# Supplied records:
--- --- ---

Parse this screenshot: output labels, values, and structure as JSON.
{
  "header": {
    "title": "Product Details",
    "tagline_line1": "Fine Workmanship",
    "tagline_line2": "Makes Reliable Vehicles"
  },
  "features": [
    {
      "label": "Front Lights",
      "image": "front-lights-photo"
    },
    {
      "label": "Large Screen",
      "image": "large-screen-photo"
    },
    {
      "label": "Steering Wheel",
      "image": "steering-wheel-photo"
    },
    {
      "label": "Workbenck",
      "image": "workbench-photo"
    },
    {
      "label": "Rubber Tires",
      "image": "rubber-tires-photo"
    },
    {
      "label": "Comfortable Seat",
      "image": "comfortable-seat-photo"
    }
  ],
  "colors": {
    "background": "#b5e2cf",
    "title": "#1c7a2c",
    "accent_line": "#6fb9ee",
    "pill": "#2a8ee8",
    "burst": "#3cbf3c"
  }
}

--- --- ---

# Directions:
Take the material above and return all of it exactly.

# Response to this exercise:
Parse this screenshot: output labels, values, and structure as JSON.
{
  "header": {
    "title": "Product Details",
    "tagline_line1": "Fine Workmanship",
    "tagline_line2": "Makes Reliable Vehicles"
  },
  "features": [
    {
      "label": "Front Lights",
      "image": "front-lights-photo"
    },
    {
      "label": "Large Screen",
      "image": "large-screen-photo"
    },
    {
      "label": "Steering Wheel",
      "image": "steering-wheel-photo"
    },
    {
      "label": "Workbenck",
      "image": "workbench-photo"
    },
    {
      "label": "Rubber Tires",
      "image": "rubber-tires-photo"
    },
    {
      "label": "Comfortable Seat",
      "image": "comfortable-seat-photo"
    }
  ],
  "colors": {
    "background": "#b5e2cf",
    "title": "#1c7a2c",
    "accent_line": "#6fb9ee",
    "pill": "#2a8ee8",
    "burst": "#3cbf3c"
  }
}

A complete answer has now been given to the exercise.